--- START Dataset records ---

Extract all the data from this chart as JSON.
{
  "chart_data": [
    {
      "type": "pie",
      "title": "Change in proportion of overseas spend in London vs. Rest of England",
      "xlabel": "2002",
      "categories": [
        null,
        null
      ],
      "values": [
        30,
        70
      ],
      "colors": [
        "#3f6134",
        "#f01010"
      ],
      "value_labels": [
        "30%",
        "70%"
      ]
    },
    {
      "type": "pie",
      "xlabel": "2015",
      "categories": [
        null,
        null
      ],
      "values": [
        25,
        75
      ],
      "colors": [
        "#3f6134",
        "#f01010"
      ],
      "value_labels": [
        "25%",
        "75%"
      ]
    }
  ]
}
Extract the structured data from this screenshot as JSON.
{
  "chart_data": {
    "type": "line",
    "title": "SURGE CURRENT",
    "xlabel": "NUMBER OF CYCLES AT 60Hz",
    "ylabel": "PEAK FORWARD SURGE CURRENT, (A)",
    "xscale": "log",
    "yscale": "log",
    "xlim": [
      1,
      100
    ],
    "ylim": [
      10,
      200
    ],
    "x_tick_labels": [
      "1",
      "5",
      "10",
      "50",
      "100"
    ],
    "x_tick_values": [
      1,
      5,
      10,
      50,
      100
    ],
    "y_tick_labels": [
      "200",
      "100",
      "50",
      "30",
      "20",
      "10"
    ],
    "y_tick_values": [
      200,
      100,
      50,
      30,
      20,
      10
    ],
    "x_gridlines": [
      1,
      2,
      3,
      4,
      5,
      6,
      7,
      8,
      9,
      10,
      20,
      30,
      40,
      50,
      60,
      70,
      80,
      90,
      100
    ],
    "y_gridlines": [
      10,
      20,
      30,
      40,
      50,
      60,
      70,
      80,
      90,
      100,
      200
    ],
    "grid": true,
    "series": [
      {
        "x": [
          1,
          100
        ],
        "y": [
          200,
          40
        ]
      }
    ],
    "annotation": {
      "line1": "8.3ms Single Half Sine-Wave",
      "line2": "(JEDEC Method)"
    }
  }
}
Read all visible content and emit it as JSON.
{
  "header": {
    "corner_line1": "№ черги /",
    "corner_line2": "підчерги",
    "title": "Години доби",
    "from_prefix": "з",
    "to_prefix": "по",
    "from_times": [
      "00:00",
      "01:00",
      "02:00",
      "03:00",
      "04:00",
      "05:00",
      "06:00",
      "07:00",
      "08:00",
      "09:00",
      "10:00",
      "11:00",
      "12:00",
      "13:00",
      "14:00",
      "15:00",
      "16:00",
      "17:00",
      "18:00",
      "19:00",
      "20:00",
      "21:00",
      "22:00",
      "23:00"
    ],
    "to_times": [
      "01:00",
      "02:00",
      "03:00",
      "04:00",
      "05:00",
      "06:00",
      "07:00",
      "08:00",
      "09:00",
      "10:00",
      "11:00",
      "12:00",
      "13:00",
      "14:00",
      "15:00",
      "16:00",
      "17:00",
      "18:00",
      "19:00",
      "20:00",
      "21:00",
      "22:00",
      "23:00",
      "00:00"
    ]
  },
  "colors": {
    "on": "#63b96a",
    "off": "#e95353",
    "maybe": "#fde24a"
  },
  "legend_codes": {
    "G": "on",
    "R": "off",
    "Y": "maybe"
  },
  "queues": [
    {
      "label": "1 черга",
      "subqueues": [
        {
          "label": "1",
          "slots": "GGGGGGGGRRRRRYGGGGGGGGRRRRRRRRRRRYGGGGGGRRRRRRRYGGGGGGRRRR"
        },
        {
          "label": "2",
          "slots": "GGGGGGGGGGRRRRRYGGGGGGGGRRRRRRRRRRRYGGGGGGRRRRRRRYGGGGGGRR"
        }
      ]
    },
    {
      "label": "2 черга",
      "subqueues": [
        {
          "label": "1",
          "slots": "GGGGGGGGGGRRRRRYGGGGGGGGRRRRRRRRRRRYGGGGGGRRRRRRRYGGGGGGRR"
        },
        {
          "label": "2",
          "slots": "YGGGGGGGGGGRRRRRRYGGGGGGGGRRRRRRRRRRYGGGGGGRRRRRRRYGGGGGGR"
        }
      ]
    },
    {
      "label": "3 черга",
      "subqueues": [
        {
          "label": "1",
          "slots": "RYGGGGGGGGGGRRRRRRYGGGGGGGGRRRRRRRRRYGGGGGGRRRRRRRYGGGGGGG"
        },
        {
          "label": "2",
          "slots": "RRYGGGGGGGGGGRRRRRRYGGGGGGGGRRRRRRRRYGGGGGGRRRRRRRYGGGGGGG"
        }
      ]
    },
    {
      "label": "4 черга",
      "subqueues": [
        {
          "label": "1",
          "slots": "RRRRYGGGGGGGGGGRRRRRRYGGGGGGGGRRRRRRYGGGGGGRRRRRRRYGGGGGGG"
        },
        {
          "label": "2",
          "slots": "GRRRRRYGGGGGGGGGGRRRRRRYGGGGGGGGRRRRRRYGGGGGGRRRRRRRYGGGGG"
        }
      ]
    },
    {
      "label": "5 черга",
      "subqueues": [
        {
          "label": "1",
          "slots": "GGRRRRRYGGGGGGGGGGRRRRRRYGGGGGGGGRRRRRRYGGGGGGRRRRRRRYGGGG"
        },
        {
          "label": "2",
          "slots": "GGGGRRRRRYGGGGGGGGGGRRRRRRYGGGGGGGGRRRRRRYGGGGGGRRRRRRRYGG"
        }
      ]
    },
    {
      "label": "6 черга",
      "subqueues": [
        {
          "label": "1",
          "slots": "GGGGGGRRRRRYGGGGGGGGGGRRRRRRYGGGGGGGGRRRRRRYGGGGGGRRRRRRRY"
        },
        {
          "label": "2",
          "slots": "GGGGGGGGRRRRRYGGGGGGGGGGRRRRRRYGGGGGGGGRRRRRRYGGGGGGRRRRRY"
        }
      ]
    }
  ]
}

--- END Dataset records ---

» **Aim of the exercise**: Identify the lines in the entries above that contain "this", then copy them out.

» **Problem solution**:
Extract all the data from this chart as JSON.
Extract the structured data from this screenshot as JSON.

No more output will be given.